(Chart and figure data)
..........
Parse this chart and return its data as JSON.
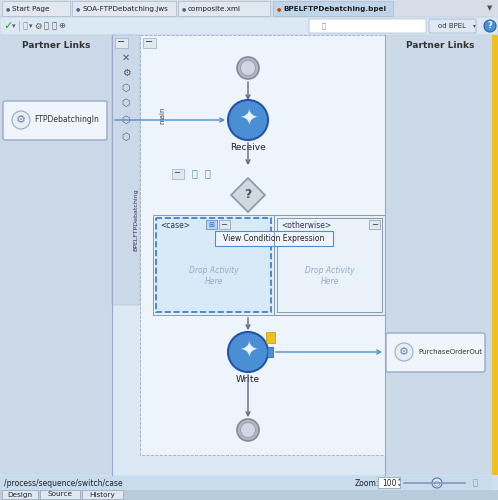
{
  "bg_color": "#cfe0f0",
  "main_area_bg": "#dce9f5",
  "canvas_bg": "#eef4fb",
  "partner_links_left": "Partner Links",
  "partner_links_right": "Partner Links",
  "ftp_in_label": "FTPDebatchingIn",
  "ftp_out_label": "PurchaseOrderOut",
  "receive_label": "Receive",
  "write_label": "Write",
  "case_label": "<case>",
  "otherwise_label": "<otherwise>",
  "drop_activity_here": "Drop Activity\nHere",
  "view_condition": "View Condition Expression",
  "zoom_text": "Zoom:",
  "zoom_val": "100",
  "bottom_path": "/process/sequence/switch/case",
  "tab_labels": [
    "Design",
    "Source",
    "History"
  ],
  "top_tabs": [
    "Start Page",
    "SOA-FTPDebatching.jws",
    "composite.xml",
    "BPELFTPDebatching.bpel"
  ],
  "main_label": "main",
  "bpel_label": "od BPEL",
  "toolbar_top_bg": "#e8eef5",
  "tab_bar_bg": "#d6dfe8",
  "active_tab_bg": "#c0d8f0",
  "status_bar_bg": "#c8dcee",
  "bottom_tab_bg": "#c8d8e8"
}
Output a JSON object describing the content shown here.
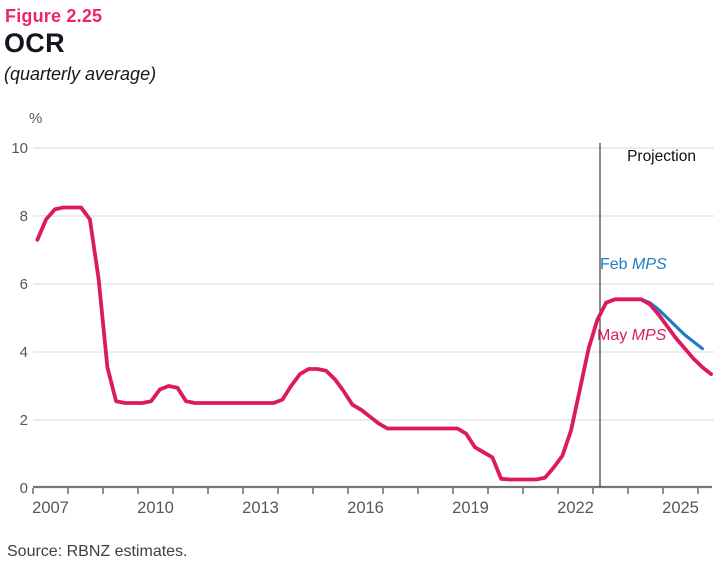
{
  "header": {
    "figure_label": "Figure 2.25",
    "title": "OCR",
    "subtitle": "(quarterly average)"
  },
  "footer": {
    "source": "Source: RBNZ estimates."
  },
  "chart_data": {
    "type": "line",
    "title": "OCR",
    "subtitle": "(quarterly average)",
    "ylabel": "%",
    "ylim": [
      0,
      10
    ],
    "yticks": [
      0,
      2,
      4,
      6,
      8,
      10
    ],
    "xrange": [
      2007,
      2026
    ],
    "xtick_labels": [
      2007,
      2010,
      2013,
      2016,
      2019,
      2022,
      2025
    ],
    "grid": "horizontal",
    "projection_x": 2023.2,
    "annotations": {
      "projection": "Projection"
    },
    "series_labels": {
      "feb": {
        "prefix": "Feb ",
        "italic": "MPS"
      },
      "may": {
        "prefix": "May ",
        "italic": "MPS"
      }
    },
    "colors": {
      "accent_pink": "#DC1A5E",
      "accent_blue": "#1F7EC2",
      "figure_label_pink": "#F0246C",
      "grid": "#D9D9D9",
      "axis": "#757575",
      "axis_text": "#575757",
      "projection_line": "#3C3C3C",
      "title_text": "#15151F"
    },
    "series": [
      {
        "name": "Feb MPS",
        "key": "feb-mps",
        "color": "#1F7EC2",
        "width": 3.2,
        "start": 2023.375,
        "step": 0.25,
        "values": [
          5.45,
          5.55,
          5.55,
          5.55,
          5.55,
          5.45,
          5.25,
          5.0,
          4.75,
          4.5,
          4.3,
          4.1
        ]
      },
      {
        "name": "May MPS",
        "key": "may-mps",
        "color": "#DC1A5E",
        "width": 3.8,
        "start": 2007.125,
        "step": 0.25,
        "values": [
          7.3,
          7.9,
          8.2,
          8.25,
          8.25,
          8.25,
          7.9,
          6.15,
          3.55,
          2.55,
          2.5,
          2.5,
          2.5,
          2.55,
          2.9,
          3.0,
          2.95,
          2.55,
          2.5,
          2.5,
          2.5,
          2.5,
          2.5,
          2.5,
          2.5,
          2.5,
          2.5,
          2.5,
          2.6,
          3.0,
          3.35,
          3.5,
          3.5,
          3.45,
          3.2,
          2.85,
          2.45,
          2.3,
          2.1,
          1.9,
          1.75,
          1.75,
          1.75,
          1.75,
          1.75,
          1.75,
          1.75,
          1.75,
          1.75,
          1.6,
          1.2,
          1.05,
          0.9,
          0.27,
          0.25,
          0.25,
          0.25,
          0.25,
          0.3,
          0.6,
          0.95,
          1.7,
          2.9,
          4.1,
          4.95,
          5.45,
          5.55,
          5.55,
          5.55,
          5.55,
          5.4,
          5.1,
          4.75,
          4.4,
          4.1,
          3.8,
          3.55,
          3.35
        ]
      }
    ]
  }
}
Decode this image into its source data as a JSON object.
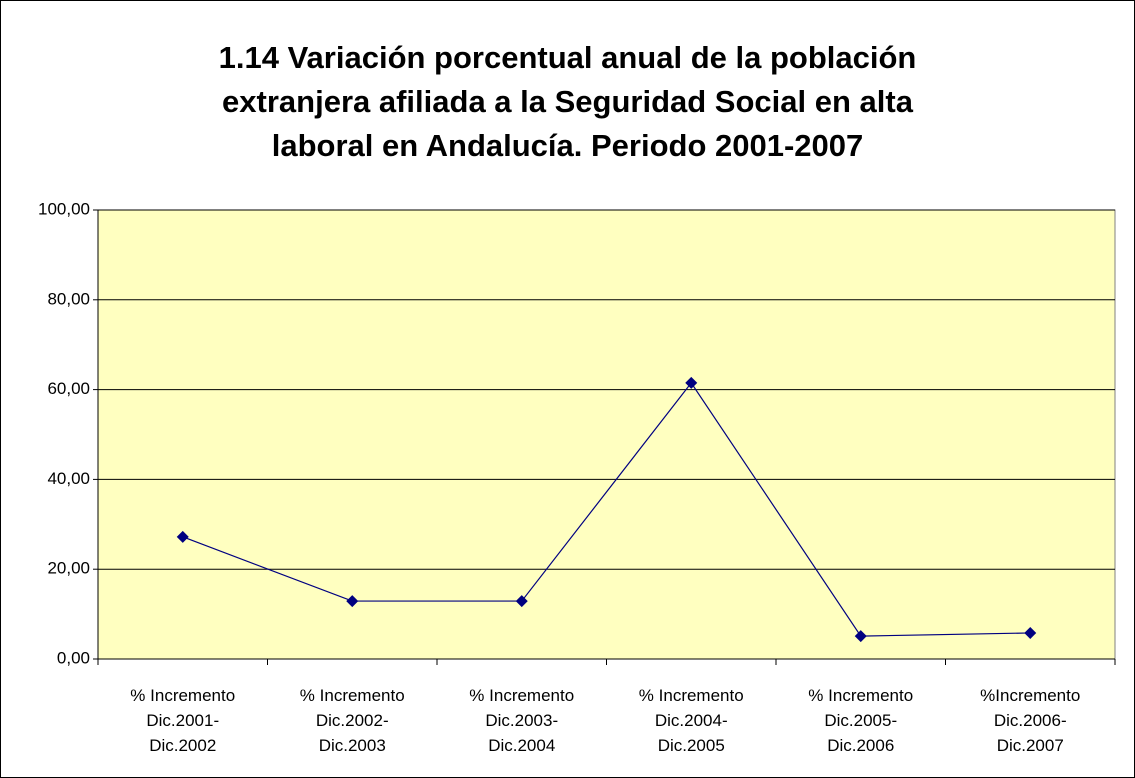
{
  "chart_data": {
    "type": "line",
    "title": "1.14 Variación porcentual anual de la población\nextranjera afiliada a la Seguridad Social en alta\nlaboral en Andalucía. Periodo 2001-2007",
    "categories": [
      "% Incremento\nDic.2001-\nDic.2002",
      "% Incremento\nDic.2002-\nDic.2003",
      "% Incremento\nDic.2003-\nDic.2004",
      "% Incremento\nDic.2004-\nDic.2005",
      "% Incremento\nDic.2005-\nDic.2006",
      "%Incremento\nDic.2006-\nDic.2007"
    ],
    "values": [
      27.2,
      12.9,
      12.9,
      61.5,
      5.1,
      5.8
    ],
    "color": "#000080",
    "plot_background": "#ffffc0",
    "ylim": [
      0,
      100
    ],
    "yticks": [
      {
        "value": 0,
        "label": "0,00"
      },
      {
        "value": 20,
        "label": "20,00"
      },
      {
        "value": 40,
        "label": "40,00"
      },
      {
        "value": 60,
        "label": "60,00"
      },
      {
        "value": 80,
        "label": "80,00"
      },
      {
        "value": 100,
        "label": "100,00"
      }
    ],
    "grid": true
  }
}
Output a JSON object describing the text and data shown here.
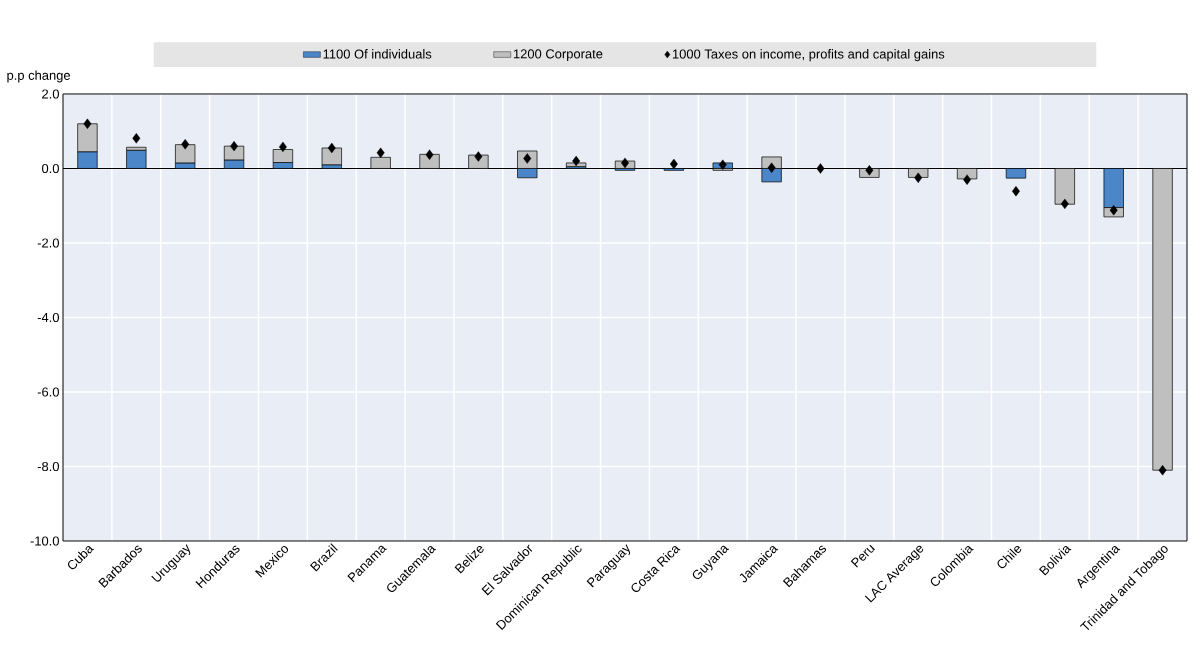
{
  "chart_data": {
    "type": "bar",
    "stacked": true,
    "ylabel": "p.p change",
    "legend": "top",
    "grid": true,
    "categories": [
      "Cuba",
      "Barbados",
      "Uruguay",
      "Honduras",
      "Mexico",
      "Brazil",
      "Panama",
      "Guatemala",
      "Belize",
      "El Salvador",
      "Dominican Republic",
      "Paraguay",
      "Costa Rica",
      "Guyana",
      "Jamaica",
      "Bahamas",
      "Peru",
      "LAC Average",
      "Colombia",
      "Chile",
      "Bolivia",
      "Argentina",
      "Trinidad and Tobago"
    ],
    "ylim": [
      -10,
      2
    ],
    "yticks": [
      {
        "value": -10,
        "label": "-10.0"
      },
      {
        "value": -8,
        "label": "-8.0"
      },
      {
        "value": -6,
        "label": "-6.0"
      },
      {
        "value": -4,
        "label": "-4.0"
      },
      {
        "value": -2,
        "label": "-2.0"
      },
      {
        "value": 0,
        "label": "0.0"
      },
      {
        "value": 2,
        "label": "2.0"
      }
    ],
    "series": [
      {
        "name": "1100 Of individuals",
        "color": "#4a86c8",
        "values": [
          0.45,
          0.49,
          0.15,
          0.23,
          0.16,
          0.1,
          null,
          null,
          null,
          -0.25,
          0.05,
          -0.05,
          -0.05,
          0.15,
          -0.36,
          null,
          null,
          null,
          null,
          -0.26,
          null,
          -1.05,
          null
        ]
      },
      {
        "name": "1200 Corporate",
        "color": "#bfbfbf",
        "values": [
          0.75,
          0.08,
          0.49,
          0.37,
          0.35,
          0.45,
          0.3,
          0.38,
          0.36,
          0.47,
          0.1,
          0.2,
          null,
          -0.05,
          0.31,
          null,
          -0.24,
          -0.24,
          -0.28,
          null,
          -0.96,
          -0.25,
          -8.1
        ]
      },
      {
        "name": "1000 Taxes on income, profits and capital gains",
        "type": "scatter",
        "marker": "diamond",
        "color": "#000000",
        "values": [
          1.2,
          0.81,
          0.65,
          0.6,
          0.58,
          0.55,
          0.42,
          0.37,
          0.32,
          0.27,
          0.2,
          0.15,
          0.12,
          0.1,
          0.02,
          0,
          -0.05,
          -0.25,
          -0.3,
          -0.61,
          -0.95,
          -1.12,
          -8.1
        ]
      }
    ]
  }
}
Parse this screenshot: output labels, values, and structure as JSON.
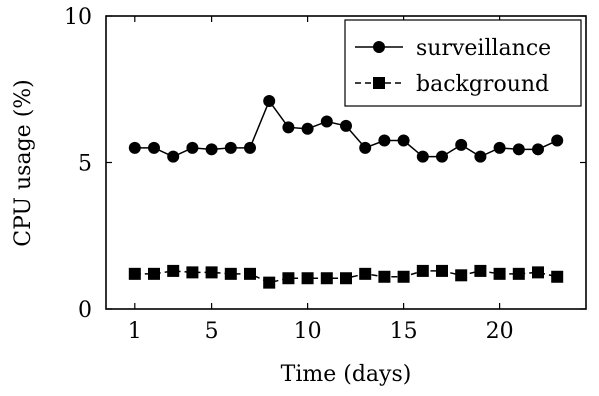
{
  "chart_data": {
    "type": "line",
    "xlabel": "Time (days)",
    "ylabel": "CPU usage (%)",
    "xlim": [
      -0.5,
      24.5
    ],
    "ylim": [
      0,
      10
    ],
    "xticks": [
      1,
      5,
      10,
      15,
      20
    ],
    "yticks": [
      0,
      5,
      10
    ],
    "grid": false,
    "legend_position": "top-right",
    "x": [
      1,
      2,
      3,
      4,
      5,
      6,
      7,
      8,
      9,
      10,
      11,
      12,
      13,
      14,
      15,
      16,
      17,
      18,
      19,
      20,
      21,
      22,
      23
    ],
    "series": [
      {
        "name": "surveillance",
        "marker": "circle",
        "line_style": "solid",
        "values": [
          5.5,
          5.5,
          5.2,
          5.5,
          5.45,
          5.5,
          5.5,
          7.1,
          6.2,
          6.15,
          6.4,
          6.25,
          5.5,
          5.75,
          5.75,
          5.2,
          5.2,
          5.6,
          5.2,
          5.5,
          5.45,
          5.45,
          5.75
        ]
      },
      {
        "name": "background",
        "marker": "square",
        "line_style": "dashed",
        "values": [
          1.2,
          1.2,
          1.3,
          1.25,
          1.25,
          1.2,
          1.2,
          0.9,
          1.05,
          1.05,
          1.05,
          1.05,
          1.2,
          1.1,
          1.1,
          1.3,
          1.3,
          1.15,
          1.3,
          1.2,
          1.2,
          1.25,
          1.1
        ]
      }
    ]
  }
}
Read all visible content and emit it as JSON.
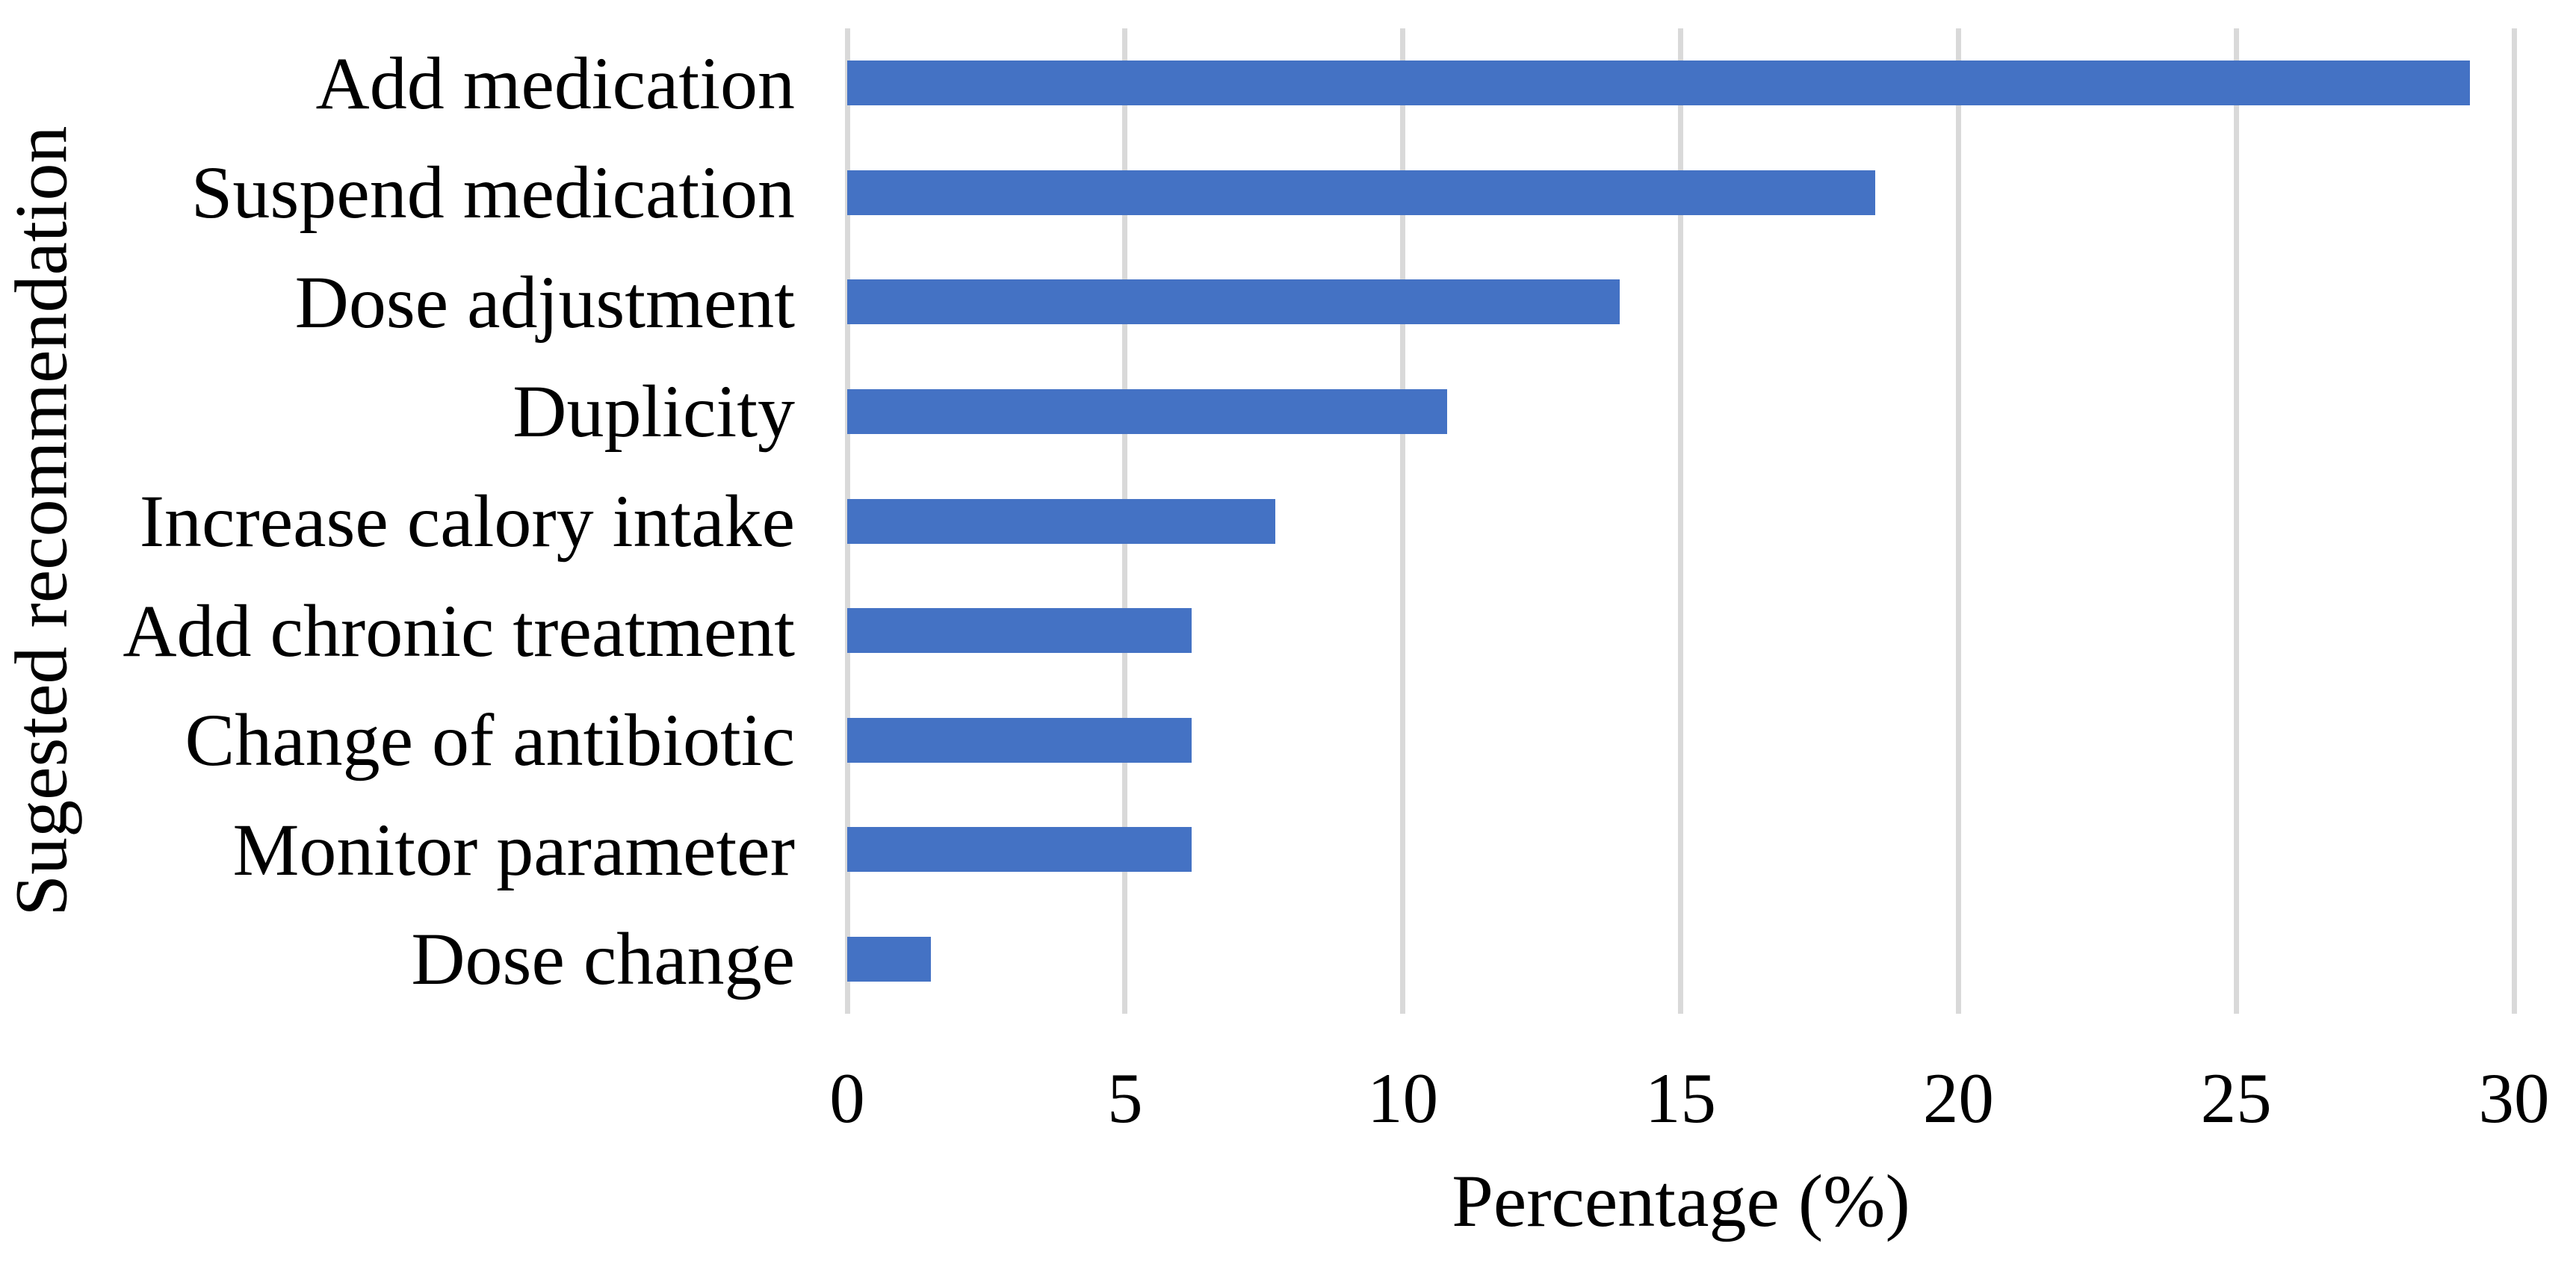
{
  "chart_data": {
    "type": "bar",
    "orientation": "horizontal",
    "title": "",
    "categories": [
      "Add medication",
      "Suspend medication",
      "Dose adjustment",
      "Duplicity",
      "Increase calory intake",
      "Add chronic treatment",
      "Change of antibiotic",
      "Monitor parameter",
      "Dose change"
    ],
    "values": [
      29.2,
      18.5,
      13.9,
      10.8,
      7.7,
      6.2,
      6.2,
      6.2,
      1.5
    ],
    "xlabel": "Percentage (%)",
    "ylabel": "Sugested recommendation",
    "xlim": [
      0,
      30
    ],
    "xticks": [
      0,
      5,
      10,
      15,
      20,
      25,
      30
    ],
    "grid": "vertical-gridlines-on",
    "legend": "none",
    "colors": {
      "bar": "#4472C4",
      "gridline": "#D9D9D9",
      "text": "#000000",
      "background": "#FFFFFF"
    }
  }
}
..........
TO DO: Copy out each line of the records where the string "Partner" appears.

RESULT:
  "partner_links_left": "Partner Links",
  "partner_links_right": "Partner Links",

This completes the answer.